*WORK INSTRUCTIONS*: Copy each line holding the string "colors".

*DATA RECORDS*:
-------

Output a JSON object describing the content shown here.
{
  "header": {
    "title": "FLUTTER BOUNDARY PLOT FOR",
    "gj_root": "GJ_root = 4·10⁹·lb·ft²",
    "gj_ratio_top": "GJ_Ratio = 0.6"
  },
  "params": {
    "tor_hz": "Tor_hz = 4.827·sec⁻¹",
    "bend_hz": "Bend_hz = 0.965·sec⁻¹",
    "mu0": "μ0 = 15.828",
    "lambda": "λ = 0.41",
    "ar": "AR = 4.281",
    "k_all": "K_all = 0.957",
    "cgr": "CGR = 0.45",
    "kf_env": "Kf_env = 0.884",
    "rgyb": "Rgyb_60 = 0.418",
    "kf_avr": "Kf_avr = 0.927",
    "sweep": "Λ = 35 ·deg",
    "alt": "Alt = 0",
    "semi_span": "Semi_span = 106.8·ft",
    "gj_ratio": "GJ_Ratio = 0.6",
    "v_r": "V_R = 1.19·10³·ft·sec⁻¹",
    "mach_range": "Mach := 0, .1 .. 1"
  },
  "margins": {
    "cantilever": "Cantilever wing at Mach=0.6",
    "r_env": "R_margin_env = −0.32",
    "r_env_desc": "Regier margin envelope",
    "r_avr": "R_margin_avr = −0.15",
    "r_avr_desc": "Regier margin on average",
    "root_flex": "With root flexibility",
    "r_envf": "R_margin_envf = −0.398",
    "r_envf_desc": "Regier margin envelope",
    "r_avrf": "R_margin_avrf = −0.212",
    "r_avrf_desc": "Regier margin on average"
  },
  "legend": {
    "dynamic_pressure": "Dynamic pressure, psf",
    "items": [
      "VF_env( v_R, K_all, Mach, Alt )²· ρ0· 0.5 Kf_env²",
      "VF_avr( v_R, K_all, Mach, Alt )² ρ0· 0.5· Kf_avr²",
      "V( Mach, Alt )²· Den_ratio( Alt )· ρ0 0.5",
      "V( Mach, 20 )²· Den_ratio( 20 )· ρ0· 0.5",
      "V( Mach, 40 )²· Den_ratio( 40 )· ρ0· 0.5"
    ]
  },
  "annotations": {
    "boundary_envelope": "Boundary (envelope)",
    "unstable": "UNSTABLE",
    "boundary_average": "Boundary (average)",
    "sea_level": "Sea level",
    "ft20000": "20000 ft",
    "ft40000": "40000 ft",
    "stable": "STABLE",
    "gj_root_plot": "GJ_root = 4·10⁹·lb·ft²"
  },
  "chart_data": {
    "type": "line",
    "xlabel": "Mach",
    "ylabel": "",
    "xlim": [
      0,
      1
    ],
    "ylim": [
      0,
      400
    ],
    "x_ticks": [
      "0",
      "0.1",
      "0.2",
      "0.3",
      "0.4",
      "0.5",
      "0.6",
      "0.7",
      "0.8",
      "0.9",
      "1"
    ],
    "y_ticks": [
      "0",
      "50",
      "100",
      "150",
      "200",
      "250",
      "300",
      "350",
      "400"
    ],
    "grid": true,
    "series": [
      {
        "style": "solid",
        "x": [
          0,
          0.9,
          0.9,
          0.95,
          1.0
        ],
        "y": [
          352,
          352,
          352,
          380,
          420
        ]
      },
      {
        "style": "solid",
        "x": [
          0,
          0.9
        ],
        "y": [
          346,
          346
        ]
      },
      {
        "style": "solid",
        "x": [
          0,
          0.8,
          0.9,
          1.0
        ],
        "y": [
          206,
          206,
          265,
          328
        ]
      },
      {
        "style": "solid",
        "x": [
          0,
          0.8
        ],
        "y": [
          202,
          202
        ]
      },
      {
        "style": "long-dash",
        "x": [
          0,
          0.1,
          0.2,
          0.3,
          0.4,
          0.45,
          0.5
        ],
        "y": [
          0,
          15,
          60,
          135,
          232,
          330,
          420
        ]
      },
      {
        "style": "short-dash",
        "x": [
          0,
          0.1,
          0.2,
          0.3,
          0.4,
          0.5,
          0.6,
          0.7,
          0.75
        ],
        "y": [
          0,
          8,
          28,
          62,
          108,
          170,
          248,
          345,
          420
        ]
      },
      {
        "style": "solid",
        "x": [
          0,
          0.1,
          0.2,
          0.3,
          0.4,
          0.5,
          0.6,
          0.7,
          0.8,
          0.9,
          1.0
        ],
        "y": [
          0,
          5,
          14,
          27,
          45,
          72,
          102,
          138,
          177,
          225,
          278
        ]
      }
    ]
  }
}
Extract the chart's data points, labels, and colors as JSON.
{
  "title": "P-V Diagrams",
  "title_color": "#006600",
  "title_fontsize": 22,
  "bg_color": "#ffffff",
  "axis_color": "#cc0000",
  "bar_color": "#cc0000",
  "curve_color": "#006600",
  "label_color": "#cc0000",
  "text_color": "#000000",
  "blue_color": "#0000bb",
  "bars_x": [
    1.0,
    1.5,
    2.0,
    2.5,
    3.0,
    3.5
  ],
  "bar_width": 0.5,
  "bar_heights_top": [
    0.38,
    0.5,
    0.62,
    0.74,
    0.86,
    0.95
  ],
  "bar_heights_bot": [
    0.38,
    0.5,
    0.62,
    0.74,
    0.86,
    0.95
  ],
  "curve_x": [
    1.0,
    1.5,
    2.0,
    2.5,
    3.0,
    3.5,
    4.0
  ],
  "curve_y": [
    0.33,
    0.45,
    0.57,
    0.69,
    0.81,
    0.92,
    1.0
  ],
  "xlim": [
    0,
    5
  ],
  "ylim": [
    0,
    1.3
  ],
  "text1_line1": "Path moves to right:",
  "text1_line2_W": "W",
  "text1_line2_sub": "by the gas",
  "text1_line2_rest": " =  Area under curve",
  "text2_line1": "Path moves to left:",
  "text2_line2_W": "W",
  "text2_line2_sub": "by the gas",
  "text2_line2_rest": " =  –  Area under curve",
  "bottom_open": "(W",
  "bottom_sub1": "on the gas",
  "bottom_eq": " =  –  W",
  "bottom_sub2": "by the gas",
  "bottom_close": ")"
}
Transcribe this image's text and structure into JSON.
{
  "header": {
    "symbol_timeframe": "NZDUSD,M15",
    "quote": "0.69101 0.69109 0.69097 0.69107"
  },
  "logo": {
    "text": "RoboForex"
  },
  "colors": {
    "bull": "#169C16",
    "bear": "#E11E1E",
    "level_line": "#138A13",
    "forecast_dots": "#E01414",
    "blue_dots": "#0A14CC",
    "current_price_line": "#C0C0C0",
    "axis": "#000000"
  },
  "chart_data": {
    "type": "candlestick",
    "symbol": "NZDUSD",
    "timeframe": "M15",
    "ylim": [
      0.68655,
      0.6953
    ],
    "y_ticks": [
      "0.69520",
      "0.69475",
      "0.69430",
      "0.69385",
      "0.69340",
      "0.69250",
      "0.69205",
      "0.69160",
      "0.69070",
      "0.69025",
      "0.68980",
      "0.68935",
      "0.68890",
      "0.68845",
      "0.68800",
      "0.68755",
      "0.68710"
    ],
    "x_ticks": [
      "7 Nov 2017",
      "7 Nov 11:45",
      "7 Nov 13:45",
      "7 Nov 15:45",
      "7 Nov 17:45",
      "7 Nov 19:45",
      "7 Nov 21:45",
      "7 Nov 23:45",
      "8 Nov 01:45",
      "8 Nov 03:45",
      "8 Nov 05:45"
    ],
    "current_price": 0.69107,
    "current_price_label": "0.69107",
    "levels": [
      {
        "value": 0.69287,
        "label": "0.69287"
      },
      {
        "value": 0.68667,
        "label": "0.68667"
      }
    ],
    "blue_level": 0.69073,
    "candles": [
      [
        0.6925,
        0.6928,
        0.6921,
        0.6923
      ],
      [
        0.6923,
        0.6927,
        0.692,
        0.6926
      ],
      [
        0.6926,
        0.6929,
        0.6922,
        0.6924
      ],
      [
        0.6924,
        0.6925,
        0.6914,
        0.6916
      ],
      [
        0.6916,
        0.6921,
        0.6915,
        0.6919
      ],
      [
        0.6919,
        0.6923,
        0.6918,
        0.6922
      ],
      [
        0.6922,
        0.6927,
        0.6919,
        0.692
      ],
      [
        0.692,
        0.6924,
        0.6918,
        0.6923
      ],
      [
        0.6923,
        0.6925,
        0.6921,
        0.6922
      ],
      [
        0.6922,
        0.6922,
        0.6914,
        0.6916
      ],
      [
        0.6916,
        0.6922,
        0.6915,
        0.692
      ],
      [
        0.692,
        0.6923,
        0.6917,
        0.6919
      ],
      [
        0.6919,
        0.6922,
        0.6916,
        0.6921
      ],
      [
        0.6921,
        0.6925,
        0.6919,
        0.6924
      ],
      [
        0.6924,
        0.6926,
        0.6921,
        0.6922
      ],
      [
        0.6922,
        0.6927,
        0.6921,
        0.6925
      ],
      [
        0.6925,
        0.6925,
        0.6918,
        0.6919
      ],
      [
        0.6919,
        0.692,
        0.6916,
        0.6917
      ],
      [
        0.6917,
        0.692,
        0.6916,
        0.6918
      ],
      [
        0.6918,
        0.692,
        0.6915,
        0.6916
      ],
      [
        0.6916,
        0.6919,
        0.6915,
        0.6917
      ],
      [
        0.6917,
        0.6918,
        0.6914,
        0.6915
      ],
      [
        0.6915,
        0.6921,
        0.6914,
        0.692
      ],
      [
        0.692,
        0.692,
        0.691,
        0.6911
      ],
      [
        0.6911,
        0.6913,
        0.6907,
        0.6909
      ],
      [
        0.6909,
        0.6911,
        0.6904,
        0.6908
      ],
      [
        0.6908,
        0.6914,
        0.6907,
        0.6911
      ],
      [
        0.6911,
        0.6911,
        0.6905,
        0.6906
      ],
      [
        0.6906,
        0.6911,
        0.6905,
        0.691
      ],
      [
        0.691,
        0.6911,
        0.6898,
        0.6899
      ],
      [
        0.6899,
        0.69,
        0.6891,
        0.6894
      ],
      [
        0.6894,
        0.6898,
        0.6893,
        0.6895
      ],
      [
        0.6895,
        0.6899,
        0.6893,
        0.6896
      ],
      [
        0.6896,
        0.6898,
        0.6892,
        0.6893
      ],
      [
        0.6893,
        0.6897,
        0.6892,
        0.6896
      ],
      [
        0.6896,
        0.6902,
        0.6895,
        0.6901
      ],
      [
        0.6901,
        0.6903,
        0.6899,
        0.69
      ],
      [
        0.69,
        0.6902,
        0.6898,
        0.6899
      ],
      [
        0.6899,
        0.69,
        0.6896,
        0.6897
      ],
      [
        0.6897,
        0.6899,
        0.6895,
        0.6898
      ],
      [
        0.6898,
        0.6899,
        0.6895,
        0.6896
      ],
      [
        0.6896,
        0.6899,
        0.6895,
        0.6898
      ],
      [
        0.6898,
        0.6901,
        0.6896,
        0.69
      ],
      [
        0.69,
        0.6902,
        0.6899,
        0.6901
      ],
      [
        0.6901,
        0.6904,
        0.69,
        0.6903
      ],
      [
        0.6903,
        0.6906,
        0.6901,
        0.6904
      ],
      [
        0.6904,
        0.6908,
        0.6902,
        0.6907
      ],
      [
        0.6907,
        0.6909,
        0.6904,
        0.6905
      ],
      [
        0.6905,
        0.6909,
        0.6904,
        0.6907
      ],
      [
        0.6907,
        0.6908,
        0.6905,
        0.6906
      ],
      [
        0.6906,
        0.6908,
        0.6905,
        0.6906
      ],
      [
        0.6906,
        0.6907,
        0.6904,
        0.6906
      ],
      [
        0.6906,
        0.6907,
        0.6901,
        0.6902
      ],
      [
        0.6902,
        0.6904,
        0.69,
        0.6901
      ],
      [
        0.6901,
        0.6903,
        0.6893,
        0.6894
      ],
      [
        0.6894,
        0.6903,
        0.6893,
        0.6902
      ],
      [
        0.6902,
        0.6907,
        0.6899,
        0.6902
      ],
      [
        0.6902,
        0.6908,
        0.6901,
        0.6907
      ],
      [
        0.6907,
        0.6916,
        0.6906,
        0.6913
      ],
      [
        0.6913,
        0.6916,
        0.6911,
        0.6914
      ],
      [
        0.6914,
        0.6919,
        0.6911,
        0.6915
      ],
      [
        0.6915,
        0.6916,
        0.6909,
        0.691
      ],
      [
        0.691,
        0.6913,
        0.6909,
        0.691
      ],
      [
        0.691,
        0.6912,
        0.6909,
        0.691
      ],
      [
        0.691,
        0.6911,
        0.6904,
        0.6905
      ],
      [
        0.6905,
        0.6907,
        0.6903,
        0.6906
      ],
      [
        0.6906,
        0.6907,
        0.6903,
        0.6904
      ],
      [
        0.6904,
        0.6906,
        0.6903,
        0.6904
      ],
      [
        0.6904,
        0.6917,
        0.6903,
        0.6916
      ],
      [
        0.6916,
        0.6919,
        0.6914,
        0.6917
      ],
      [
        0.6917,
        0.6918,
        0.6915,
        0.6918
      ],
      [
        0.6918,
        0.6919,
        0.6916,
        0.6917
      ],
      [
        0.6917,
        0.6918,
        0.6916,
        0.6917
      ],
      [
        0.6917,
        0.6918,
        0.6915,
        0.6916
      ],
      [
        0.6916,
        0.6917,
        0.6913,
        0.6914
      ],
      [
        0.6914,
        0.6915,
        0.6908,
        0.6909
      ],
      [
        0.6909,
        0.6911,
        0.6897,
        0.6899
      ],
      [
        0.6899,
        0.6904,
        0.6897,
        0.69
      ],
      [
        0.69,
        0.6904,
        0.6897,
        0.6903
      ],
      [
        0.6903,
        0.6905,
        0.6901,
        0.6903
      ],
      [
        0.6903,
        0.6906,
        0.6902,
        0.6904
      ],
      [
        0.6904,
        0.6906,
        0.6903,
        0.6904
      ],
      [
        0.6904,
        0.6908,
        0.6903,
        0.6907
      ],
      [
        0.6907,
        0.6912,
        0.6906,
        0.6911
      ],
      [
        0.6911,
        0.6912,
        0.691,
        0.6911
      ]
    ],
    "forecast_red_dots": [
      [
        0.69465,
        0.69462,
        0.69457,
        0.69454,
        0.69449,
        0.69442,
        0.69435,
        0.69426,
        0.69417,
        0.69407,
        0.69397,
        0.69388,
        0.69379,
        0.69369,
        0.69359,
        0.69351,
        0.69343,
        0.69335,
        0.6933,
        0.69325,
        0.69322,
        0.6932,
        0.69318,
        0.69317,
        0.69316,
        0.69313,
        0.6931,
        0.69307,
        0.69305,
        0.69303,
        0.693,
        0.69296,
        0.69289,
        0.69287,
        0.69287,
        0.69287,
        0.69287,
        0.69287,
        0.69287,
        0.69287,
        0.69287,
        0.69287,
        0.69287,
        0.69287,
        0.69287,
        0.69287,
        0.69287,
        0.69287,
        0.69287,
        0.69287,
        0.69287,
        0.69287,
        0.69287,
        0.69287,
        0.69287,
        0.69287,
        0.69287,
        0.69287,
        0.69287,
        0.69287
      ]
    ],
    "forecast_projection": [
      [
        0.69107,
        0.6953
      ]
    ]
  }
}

-------

*WRITTEN SOLUTION*:
Extract the chart's data points, labels, and colors as JSON.
  "colors": {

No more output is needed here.